**Problem details:** Please write out the complete listing that follows, exactly as it reads.

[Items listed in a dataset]
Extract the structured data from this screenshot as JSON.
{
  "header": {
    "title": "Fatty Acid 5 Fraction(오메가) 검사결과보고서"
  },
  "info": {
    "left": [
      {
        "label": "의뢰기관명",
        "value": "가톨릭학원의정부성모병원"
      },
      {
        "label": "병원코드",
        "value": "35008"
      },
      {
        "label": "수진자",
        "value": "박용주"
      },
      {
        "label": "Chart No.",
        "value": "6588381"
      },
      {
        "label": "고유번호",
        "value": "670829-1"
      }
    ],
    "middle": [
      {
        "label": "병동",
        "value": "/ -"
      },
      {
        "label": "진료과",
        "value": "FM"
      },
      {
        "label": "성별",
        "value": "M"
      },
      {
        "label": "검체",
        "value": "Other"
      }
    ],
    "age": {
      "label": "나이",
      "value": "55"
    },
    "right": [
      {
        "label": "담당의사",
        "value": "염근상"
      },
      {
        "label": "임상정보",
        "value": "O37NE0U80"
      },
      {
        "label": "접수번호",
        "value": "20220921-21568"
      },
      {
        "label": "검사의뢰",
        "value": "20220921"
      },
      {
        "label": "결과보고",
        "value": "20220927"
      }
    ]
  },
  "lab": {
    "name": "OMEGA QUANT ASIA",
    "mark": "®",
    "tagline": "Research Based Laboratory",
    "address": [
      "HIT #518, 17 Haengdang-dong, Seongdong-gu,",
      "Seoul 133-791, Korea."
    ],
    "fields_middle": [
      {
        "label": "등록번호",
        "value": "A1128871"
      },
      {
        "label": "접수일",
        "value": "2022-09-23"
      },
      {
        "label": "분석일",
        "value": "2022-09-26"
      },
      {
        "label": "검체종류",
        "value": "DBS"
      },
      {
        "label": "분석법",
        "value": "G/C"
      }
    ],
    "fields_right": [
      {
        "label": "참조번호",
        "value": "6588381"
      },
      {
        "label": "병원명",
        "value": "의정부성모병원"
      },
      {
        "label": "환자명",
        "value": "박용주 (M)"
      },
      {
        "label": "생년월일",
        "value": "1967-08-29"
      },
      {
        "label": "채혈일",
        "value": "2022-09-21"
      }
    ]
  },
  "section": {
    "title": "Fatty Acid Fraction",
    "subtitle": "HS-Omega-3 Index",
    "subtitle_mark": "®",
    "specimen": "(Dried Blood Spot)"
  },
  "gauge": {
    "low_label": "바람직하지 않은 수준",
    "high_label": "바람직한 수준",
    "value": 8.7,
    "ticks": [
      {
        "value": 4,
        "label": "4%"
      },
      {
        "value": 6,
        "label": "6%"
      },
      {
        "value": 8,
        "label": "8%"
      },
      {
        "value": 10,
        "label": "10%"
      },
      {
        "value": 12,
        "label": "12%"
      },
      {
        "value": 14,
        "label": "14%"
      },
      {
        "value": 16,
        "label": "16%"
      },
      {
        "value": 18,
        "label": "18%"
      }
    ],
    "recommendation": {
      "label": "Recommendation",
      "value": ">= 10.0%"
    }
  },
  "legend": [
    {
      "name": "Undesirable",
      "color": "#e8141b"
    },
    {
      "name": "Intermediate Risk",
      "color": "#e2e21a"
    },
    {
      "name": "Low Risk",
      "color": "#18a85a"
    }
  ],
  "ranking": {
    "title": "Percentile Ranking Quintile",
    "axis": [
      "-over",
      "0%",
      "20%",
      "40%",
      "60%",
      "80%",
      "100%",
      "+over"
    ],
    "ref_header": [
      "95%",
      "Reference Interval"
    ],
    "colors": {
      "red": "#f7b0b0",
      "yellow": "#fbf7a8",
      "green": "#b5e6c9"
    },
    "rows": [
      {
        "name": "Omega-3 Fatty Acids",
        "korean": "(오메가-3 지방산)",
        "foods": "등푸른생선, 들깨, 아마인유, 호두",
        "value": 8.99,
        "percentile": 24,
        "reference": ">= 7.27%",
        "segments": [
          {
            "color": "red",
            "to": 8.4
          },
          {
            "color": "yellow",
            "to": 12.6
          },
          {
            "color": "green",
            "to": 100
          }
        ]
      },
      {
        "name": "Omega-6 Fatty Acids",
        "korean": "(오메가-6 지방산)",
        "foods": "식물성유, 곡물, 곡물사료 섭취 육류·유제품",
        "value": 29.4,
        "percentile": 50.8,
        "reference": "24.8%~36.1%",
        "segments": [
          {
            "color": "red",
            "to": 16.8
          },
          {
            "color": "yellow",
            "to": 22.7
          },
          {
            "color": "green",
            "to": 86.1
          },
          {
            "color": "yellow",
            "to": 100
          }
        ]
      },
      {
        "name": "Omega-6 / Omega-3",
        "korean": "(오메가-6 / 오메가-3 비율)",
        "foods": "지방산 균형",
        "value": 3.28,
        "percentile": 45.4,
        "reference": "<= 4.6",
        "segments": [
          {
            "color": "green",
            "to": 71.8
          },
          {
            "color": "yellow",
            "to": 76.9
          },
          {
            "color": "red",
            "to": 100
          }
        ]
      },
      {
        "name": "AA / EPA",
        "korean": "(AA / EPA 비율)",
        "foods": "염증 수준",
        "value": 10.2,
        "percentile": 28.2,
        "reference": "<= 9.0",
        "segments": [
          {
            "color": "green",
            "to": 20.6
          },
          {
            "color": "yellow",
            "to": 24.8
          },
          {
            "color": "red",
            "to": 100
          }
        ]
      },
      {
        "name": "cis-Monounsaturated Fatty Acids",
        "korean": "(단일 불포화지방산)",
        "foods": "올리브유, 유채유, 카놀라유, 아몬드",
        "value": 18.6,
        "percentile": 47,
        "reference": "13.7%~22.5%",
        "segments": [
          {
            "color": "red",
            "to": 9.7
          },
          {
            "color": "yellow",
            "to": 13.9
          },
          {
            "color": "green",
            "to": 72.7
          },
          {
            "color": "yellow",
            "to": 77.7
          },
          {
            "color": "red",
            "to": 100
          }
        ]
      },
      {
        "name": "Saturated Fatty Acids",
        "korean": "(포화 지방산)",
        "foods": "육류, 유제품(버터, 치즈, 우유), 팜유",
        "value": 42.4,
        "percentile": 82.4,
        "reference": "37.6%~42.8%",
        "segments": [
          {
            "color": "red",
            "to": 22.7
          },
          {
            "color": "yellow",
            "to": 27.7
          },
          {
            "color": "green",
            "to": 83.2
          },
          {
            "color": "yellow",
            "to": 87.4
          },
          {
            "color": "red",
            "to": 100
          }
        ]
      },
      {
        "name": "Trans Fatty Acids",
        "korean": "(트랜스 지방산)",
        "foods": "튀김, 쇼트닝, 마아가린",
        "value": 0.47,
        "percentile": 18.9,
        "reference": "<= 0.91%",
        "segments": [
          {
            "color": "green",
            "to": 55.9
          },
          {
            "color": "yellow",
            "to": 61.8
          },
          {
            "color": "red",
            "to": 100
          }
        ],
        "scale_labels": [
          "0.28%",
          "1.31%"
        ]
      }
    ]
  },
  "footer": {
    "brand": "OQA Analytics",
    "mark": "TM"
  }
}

**Final answer:**
Extract the structured data from this screenshot as JSON.
{
  "header": {
    "title": "Fatty Acid 5 Fraction(오메가) 검사결과보고서"
  },
  "info": {
    "left": [
      {
        "label": "의뢰기관명",
        "value": "가톨릭학원의정부성모병원"
      },
      {
        "label": "병원코드",
        "value": "35008"
      },
      {
        "label": "수진자",
        "value": "박용주"
      },
      {
        "label": "Chart No.",
        "value": "6588381"
      },
      {
        "label": "고유번호",
        "value": "670829-1"
      }
    ],
    "middle": [
      {
        "label": "병동",
        "value": "/ -"
      },
      {
        "label": "진료과",
        "value": "FM"
      },
      {
        "label": "성별",
        "value": "M"
      },
      {
        "label": "검체",
        "value": "Other"
      }
    ],
    "age": {
      "label": "나이",
      "value": "55"
    },
    "right": [
      {
        "label": "담당의사",
        "value": "염근상"
      },
      {
        "label": "임상정보",
        "value": "O37NE0U80"
      },
      {
        "label": "접수번호",
        "value": "20220921-21568"
      },
      {
        "label": "검사의뢰",
        "value": "20220921"
      },
      {
        "label": "결과보고",
        "value": "20220927"
      }
    ]
  },
  "lab": {
    "name": "OMEGA QUANT ASIA",
    "mark": "®",
    "tagline": "Research Based Laboratory",
    "address": [
      "HIT #518, 17 Haengdang-dong, Seongdong-gu,",
      "Seoul 133-791, Korea."
    ],
    "fields_middle": [
      {
        "label": "등록번호",
        "value": "A1128871"
      },
      {
        "label": "접수일",
        "value": "2022-09-23"
      },
      {
        "label": "분석일",
        "value": "2022-09-26"
      },
      {
        "label": "검체종류",
        "value": "DBS"
      },
      {
        "label": "분석법",
        "value": "G/C"
      }
    ],
    "fields_right": [
      {
        "label": "참조번호",
        "value": "6588381"
      },
      {
        "label": "병원명",
        "value": "의정부성모병원"
      },
      {
        "label": "환자명",
        "value": "박용주 (M)"
      },
      {
        "label": "생년월일",
        "value": "1967-08-29"
      },
      {
        "label": "채혈일",
        "value": "2022-09-21"
      }
    ]
  },
  "section": {
    "title": "Fatty Acid Fraction",
    "subtitle": "HS-Omega-3 Index",
    "subtitle_mark": "®",
    "specimen": "(Dried Blood Spot)"
  },
  "gauge": {
    "low_label": "바람직하지 않은 수준",
    "high_label": "바람직한 수준",
    "value": 8.7,
    "ticks": [
      {
        "value": 4,
        "label": "4%"
      },
      {
        "value": 6,
        "label": "6%"
      },
      {
        "value": 8,
        "label": "8%"
      },
      {
        "value": 10,
        "label": "10%"
      },
      {
        "value": 12,
        "label": "12%"
      },
      {
        "value": 14,
        "label": "14%"
      },
      {
        "value": 16,
        "label": "16%"
      },
      {
        "value": 18,
        "label": "18%"
      }
    ],
    "recommendation": {
      "label": "Recommendation",
      "value": ">= 10.0%"
    }
  },
  "legend": [
    {
      "name": "Undesirable",
      "color": "#e8141b"
    },
    {
      "name": "Intermediate Risk",
      "color": "#e2e21a"
    },
    {
      "name": "Low Risk",
      "color": "#18a85a"
    }
  ],
  "ranking": {
    "title": "Percentile Ranking Quintile",
    "axis": [
      "-over",
      "0%",
      "20%",
      "40%",
      "60%",
      "80%",
      "100%",
      "+over"
    ],
    "ref_header": [
      "95%",
      "Reference Interval"
    ],
    "colors": {
      "red": "#f7b0b0",
      "yellow": "#fbf7a8",
      "green": "#b5e6c9"
    },
    "rows": [
      {
        "name": "Omega-3 Fatty Acids",
        "korean": "(오메가-3 지방산)",
        "foods": "등푸른생선, 들깨, 아마인유, 호두",
        "value": 8.99,
        "percentile": 24,
        "reference": ">= 7.27%",
        "segments": [
          {
            "color": "red",
            "to": 8.4
          },
          {
            "color": "yellow",
            "to": 12.6
          },
          {
            "color": "green",
            "to": 100
          }
        ]
      },
      {
        "name": "Omega-6 Fatty Acids",
        "korean": "(오메가-6 지방산)",
        "foods": "식물성유, 곡물, 곡물사료 섭취 육류·유제품",
        "value": 29.4,
        "percentile": 50.8,
        "reference": "24.8%~36.1%",
        "segments": [
          {
            "color": "red",
            "to": 16.8
          },
          {
            "color": "yellow",
            "to": 22.7
          },
          {
            "color": "green",
            "to": 86.1
          },
          {
            "color": "yellow",
            "to": 100
          }
        ]
      },
      {
        "name": "Omega-6 / Omega-3",
        "korean": "(오메가-6 / 오메가-3 비율)",
        "foods": "지방산 균형",
        "value": 3.28,
        "percentile": 45.4,
        "reference": "<= 4.6",
        "segments": [
          {
            "color": "green",
            "to": 71.8
          },
          {
            "color": "yellow",
            "to": 76.9
          },
          {
            "color": "red",
            "to": 100
          }
        ]
      },
      {
        "name": "AA / EPA",
        "korean": "(AA / EPA 비율)",
        "foods": "염증 수준",
        "value": 10.2,
        "percentile": 28.2,
        "reference": "<= 9.0",
        "segments": [
          {
            "color": "green",
            "to": 20.6
          },
          {
            "color": "yellow",
            "to": 24.8
          },
          {
            "color": "red",
            "to": 100
          }
        ]
      },
      {
        "name": "cis-Monounsaturated Fatty Acids",
        "korean": "(단일 불포화지방산)",
        "foods": "올리브유, 유채유, 카놀라유, 아몬드",
        "value": 18.6,
        "percentile": 47,
        "reference": "13.7%~22.5%",
        "segments": [
          {
            "color": "red",
            "to": 9.7
          },
          {
            "color": "yellow",
            "to": 13.9
          },
          {
            "color": "green",
            "to": 72.7
          },
          {
            "color": "yellow",
            "to": 77.7
          },
          {
            "color": "red",
            "to": 100
          }
        ]
      },
      {
        "name": "Saturated Fatty Acids",
        "korean": "(포화 지방산)",
        "foods": "육류, 유제품(버터, 치즈, 우유), 팜유",
        "value": 42.4,
        "percentile": 82.4,
        "reference": "37.6%~42.8%",
        "segments": [
          {
            "color": "red",
            "to": 22.7
          },
          {
            "color": "yellow",
            "to": 27.7
          },
          {
            "color": "green",
            "to": 83.2
          },
          {
            "color": "yellow",
            "to": 87.4
          },
          {
            "color": "red",
            "to": 100
          }
        ]
      },
      {
        "name": "Trans Fatty Acids",
        "korean": "(트랜스 지방산)",
        "foods": "튀김, 쇼트닝, 마아가린",
        "value": 0.47,
        "percentile": 18.9,
        "reference": "<= 0.91%",
        "segments": [
          {
            "color": "green",
            "to": 55.9
          },
          {
            "color": "yellow",
            "to": 61.8
          },
          {
            "color": "red",
            "to": 100
          }
        ],
        "scale_labels": [
          "0.28%",
          "1.31%"
        ]
      }
    ]
  },
  "footer": {
    "brand": "OQA Analytics",
    "mark": "TM"
  }
}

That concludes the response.